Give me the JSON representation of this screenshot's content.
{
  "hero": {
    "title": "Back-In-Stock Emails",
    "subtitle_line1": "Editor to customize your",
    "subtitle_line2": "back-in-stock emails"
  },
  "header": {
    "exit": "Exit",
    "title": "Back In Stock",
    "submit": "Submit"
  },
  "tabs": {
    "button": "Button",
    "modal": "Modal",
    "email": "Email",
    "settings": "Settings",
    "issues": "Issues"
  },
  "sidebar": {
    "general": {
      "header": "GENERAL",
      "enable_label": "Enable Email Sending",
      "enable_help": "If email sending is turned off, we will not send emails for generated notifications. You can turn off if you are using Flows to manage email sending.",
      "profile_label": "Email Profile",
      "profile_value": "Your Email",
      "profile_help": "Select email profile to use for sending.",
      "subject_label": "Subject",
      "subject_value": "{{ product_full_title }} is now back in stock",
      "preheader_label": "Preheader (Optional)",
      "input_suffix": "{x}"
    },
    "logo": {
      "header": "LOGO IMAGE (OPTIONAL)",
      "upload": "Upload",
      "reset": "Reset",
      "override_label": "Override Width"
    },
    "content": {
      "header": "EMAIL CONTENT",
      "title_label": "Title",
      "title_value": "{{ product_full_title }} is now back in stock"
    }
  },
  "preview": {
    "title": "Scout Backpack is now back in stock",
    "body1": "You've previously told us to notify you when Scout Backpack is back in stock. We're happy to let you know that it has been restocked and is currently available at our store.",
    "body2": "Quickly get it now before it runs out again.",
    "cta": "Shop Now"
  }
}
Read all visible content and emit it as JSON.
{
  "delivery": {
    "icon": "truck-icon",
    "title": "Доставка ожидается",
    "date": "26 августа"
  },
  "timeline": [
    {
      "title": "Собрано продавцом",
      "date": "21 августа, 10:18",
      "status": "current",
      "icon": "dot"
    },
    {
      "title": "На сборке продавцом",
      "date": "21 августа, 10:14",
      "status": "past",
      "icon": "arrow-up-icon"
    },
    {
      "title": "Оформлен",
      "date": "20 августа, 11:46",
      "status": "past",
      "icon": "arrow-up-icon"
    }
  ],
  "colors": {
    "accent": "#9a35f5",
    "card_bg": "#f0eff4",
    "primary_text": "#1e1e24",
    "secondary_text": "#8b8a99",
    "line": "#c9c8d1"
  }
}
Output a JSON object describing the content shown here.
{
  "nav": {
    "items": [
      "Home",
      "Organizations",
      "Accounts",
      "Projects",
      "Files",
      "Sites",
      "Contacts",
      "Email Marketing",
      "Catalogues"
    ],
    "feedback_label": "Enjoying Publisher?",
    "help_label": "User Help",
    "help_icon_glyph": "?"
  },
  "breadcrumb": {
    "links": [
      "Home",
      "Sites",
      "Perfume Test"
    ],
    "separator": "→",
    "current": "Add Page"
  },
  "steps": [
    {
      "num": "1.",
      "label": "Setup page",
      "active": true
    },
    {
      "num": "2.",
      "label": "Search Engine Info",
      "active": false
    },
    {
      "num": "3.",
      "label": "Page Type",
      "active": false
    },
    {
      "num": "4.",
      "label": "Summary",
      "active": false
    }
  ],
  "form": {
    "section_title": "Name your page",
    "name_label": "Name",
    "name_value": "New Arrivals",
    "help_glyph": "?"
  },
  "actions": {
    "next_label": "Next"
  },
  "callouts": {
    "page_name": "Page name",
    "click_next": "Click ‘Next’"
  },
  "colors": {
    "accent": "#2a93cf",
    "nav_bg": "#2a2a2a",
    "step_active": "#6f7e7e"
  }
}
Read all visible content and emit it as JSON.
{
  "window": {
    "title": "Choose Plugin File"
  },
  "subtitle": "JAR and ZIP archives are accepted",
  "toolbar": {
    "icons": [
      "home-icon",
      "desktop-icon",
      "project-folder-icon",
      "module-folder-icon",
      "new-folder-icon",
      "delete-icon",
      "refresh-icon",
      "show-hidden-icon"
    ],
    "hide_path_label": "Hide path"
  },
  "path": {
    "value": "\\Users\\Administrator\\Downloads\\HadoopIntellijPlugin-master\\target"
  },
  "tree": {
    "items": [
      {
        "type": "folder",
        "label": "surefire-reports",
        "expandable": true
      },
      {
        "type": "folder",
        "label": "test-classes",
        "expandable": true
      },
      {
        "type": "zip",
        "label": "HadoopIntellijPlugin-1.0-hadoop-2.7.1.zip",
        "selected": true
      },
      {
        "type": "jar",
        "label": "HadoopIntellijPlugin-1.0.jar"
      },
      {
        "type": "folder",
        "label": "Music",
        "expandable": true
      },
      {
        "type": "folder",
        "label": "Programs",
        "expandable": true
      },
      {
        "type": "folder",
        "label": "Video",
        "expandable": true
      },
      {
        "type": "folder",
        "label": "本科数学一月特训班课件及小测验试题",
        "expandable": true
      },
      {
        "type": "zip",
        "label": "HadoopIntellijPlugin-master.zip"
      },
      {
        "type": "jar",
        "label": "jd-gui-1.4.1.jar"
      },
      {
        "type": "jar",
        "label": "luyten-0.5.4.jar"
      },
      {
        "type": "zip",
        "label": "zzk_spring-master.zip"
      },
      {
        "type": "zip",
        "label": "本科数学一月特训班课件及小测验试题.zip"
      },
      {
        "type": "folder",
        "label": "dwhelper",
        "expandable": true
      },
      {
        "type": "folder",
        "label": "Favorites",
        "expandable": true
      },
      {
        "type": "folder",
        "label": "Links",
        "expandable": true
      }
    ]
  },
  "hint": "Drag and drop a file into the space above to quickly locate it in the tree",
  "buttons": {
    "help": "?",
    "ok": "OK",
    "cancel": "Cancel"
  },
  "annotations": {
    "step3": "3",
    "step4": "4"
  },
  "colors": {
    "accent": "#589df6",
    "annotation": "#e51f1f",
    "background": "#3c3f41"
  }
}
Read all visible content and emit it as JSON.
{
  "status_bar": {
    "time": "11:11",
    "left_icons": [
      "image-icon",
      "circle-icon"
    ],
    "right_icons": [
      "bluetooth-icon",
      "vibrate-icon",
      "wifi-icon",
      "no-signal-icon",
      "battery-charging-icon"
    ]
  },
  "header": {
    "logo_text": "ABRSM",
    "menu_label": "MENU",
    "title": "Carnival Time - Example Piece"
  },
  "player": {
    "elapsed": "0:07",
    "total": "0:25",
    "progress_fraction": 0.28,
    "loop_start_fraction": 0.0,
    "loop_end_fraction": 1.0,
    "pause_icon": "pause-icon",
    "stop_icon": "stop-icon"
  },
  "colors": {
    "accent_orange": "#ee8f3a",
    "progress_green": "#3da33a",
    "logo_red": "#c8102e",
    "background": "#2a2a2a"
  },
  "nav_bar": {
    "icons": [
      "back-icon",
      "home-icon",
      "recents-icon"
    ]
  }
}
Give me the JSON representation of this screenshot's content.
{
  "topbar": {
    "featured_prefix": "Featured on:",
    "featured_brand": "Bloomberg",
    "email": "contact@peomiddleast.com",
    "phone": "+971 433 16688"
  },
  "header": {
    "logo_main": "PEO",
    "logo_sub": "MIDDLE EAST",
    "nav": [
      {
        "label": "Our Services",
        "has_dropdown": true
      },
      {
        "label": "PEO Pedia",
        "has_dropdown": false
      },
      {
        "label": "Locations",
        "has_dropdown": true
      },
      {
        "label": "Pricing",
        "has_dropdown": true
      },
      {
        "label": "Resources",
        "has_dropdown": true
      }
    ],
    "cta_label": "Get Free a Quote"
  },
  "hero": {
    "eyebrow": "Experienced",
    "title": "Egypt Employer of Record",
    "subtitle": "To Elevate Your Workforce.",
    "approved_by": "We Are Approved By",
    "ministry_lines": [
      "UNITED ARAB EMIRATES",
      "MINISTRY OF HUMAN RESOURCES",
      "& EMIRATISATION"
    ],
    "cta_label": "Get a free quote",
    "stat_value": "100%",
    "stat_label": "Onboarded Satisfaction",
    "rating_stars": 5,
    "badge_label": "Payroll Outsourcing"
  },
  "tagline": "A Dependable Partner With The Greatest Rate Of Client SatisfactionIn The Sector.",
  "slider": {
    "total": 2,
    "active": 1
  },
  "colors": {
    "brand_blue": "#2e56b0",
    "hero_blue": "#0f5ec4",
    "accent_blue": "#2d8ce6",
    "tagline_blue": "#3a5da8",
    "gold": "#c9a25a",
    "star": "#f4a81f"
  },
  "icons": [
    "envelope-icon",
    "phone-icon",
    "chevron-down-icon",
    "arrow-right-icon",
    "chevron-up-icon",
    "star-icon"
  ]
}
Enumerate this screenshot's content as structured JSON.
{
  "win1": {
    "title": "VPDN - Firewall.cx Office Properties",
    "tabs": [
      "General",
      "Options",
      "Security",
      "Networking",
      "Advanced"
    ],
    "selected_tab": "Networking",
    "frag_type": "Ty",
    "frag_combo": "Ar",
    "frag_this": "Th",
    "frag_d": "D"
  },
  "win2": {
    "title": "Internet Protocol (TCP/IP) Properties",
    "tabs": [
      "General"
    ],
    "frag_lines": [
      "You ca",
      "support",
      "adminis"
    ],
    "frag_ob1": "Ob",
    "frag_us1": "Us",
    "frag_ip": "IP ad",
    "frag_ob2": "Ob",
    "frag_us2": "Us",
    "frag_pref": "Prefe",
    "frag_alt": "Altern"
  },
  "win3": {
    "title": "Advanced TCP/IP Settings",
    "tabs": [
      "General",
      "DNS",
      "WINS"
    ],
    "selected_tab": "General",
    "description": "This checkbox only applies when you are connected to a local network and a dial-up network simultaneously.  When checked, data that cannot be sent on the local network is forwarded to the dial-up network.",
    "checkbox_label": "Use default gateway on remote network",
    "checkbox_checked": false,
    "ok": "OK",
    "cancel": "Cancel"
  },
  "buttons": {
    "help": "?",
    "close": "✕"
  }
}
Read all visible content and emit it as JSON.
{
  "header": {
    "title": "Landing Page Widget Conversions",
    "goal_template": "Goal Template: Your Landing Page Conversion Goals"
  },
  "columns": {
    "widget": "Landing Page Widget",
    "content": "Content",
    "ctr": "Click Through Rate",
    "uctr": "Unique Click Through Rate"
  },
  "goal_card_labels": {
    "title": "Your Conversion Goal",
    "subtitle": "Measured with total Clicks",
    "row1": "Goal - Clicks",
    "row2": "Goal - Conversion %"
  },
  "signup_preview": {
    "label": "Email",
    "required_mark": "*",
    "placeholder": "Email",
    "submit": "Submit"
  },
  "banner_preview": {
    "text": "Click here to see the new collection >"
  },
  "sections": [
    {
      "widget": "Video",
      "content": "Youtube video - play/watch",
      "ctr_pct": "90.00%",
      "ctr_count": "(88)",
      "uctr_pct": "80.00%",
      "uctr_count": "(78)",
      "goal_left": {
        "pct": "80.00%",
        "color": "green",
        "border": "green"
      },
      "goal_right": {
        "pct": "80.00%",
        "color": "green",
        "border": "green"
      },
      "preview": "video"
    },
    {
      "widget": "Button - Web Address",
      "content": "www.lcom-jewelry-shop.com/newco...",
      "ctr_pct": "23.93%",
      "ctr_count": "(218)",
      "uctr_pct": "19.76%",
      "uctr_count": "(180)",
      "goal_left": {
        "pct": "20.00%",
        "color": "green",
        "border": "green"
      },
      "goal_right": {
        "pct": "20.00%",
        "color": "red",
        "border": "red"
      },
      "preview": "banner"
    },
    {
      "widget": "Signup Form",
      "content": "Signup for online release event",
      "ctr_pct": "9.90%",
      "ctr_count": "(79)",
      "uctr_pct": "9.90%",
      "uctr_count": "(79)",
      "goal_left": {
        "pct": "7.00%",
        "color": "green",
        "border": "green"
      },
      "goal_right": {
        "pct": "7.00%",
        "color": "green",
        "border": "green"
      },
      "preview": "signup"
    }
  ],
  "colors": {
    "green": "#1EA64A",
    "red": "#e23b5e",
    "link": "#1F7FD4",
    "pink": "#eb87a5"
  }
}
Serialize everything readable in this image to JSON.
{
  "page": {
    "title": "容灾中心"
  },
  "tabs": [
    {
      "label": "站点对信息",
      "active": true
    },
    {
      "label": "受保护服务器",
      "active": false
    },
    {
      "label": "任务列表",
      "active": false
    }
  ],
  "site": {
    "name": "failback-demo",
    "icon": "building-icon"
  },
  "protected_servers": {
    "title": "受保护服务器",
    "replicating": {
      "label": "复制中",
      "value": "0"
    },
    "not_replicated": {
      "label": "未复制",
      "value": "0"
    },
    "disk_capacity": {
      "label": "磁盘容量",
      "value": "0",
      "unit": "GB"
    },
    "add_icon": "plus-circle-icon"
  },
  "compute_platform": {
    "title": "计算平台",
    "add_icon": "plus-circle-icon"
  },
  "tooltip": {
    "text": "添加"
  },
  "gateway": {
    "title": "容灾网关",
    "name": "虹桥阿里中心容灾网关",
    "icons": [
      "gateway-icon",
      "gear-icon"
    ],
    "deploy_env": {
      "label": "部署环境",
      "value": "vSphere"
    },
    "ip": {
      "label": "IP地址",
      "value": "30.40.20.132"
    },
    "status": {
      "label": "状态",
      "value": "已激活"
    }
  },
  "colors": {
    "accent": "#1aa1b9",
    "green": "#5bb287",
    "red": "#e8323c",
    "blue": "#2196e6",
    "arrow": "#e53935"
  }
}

◆ ◆ ◆

> STATED GOAL: Return only the number of lines in the preceding records that contain the string "продавцом".

> RESULT OF THIS EXERCISE: 2